**What you should do**
Return the lines below that carry the word "color".

[Extracts from a graphics dataset]
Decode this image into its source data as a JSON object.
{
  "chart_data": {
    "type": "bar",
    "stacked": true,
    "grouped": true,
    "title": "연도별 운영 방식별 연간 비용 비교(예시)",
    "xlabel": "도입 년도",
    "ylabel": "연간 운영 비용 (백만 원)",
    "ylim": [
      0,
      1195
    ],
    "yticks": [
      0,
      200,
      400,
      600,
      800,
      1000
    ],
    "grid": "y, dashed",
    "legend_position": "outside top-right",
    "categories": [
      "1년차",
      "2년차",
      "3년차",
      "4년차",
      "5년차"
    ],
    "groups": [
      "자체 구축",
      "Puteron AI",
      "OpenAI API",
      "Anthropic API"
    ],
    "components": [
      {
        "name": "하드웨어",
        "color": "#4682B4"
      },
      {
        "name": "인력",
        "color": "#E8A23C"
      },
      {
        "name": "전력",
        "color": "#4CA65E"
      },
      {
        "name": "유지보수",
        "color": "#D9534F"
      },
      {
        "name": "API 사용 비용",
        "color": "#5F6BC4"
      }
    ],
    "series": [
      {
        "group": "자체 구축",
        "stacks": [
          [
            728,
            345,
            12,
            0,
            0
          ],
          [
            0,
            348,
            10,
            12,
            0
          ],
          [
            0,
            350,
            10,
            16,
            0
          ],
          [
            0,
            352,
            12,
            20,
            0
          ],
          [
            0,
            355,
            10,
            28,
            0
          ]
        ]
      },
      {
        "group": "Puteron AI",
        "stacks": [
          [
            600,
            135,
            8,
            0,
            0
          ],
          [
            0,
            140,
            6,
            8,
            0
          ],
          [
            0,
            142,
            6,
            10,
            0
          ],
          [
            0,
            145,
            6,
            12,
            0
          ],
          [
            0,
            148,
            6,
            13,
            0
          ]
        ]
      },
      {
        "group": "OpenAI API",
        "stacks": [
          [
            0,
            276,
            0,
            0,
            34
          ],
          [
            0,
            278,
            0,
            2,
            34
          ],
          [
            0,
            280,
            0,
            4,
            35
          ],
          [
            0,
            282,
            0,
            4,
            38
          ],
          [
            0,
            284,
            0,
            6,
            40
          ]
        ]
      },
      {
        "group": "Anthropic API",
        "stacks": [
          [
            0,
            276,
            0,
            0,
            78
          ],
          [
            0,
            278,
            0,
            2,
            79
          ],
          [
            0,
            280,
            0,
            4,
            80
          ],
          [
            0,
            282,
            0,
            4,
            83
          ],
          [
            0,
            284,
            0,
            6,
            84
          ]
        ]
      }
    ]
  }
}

**Completed task**
        "color": "#4682B4"
        "color": "#E8A23C"
        "color": "#4CA65E"
        "color": "#D9534F"
        "color": "#5F6BC4"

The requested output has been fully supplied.